--- begin RECORDS ---

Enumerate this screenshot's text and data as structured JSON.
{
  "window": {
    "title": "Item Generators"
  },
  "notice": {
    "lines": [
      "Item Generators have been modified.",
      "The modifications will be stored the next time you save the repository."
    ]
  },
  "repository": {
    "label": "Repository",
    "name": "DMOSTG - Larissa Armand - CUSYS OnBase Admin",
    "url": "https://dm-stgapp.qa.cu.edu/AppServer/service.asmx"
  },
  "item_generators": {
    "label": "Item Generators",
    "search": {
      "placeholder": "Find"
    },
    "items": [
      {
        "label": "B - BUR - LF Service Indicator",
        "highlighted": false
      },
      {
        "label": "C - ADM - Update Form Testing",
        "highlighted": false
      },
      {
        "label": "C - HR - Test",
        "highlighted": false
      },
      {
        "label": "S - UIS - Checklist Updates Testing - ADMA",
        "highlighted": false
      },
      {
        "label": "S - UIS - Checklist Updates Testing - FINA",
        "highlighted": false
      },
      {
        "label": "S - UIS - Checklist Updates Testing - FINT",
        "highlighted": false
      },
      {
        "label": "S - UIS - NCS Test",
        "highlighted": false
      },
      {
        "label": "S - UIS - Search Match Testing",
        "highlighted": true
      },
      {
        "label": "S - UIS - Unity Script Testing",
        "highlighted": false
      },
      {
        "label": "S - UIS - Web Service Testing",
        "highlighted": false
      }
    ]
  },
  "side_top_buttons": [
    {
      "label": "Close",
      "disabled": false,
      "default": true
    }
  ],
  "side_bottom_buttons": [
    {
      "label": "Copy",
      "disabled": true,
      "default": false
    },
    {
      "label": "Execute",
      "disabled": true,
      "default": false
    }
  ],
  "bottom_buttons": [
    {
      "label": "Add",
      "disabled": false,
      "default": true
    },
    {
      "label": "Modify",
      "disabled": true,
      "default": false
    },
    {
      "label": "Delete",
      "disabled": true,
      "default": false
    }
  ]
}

--- end RECORDS ---

# DIRECTIONS FOR THIS TASK
Without leaving anything out, give the entries again exactly.

# WORKED SOLUTION
Enumerate this screenshot's text and data as structured JSON.
{
  "window": {
    "title": "Item Generators"
  },
  "notice": {
    "lines": [
      "Item Generators have been modified.",
      "The modifications will be stored the next time you save the repository."
    ]
  },
  "repository": {
    "label": "Repository",
    "name": "DMOSTG - Larissa Armand - CUSYS OnBase Admin",
    "url": "https://dm-stgapp.qa.cu.edu/AppServer/service.asmx"
  },
  "item_generators": {
    "label": "Item Generators",
    "search": {
      "placeholder": "Find"
    },
    "items": [
      {
        "label": "B - BUR - LF Service Indicator",
        "highlighted": false
      },
      {
        "label": "C - ADM - Update Form Testing",
        "highlighted": false
      },
      {
        "label": "C - HR - Test",
        "highlighted": false
      },
      {
        "label": "S - UIS - Checklist Updates Testing - ADMA",
        "highlighted": false
      },
      {
        "label": "S - UIS - Checklist Updates Testing - FINA",
        "highlighted": false
      },
      {
        "label": "S - UIS - Checklist Updates Testing - FINT",
        "highlighted": false
      },
      {
        "label": "S - UIS - NCS Test",
        "highlighted": false
      },
      {
        "label": "S - UIS - Search Match Testing",
        "highlighted": true
      },
      {
        "label": "S - UIS - Unity Script Testing",
        "highlighted": false
      },
      {
        "label": "S - UIS - Web Service Testing",
        "highlighted": false
      }
    ]
  },
  "side_top_buttons": [
    {
      "label": "Close",
      "disabled": false,
      "default": true
    }
  ],
  "side_bottom_buttons": [
    {
      "label": "Copy",
      "disabled": true,
      "default": false
    },
    {
      "label": "Execute",
      "disabled": true,
      "default": false
    }
  ],
  "bottom_buttons": [
    {
      "label": "Add",
      "disabled": false,
      "default": true
    },
    {
      "label": "Modify",
      "disabled": true,
      "default": false
    },
    {
      "label": "Delete",
      "disabled": true,
      "default": false
    }
  ]
}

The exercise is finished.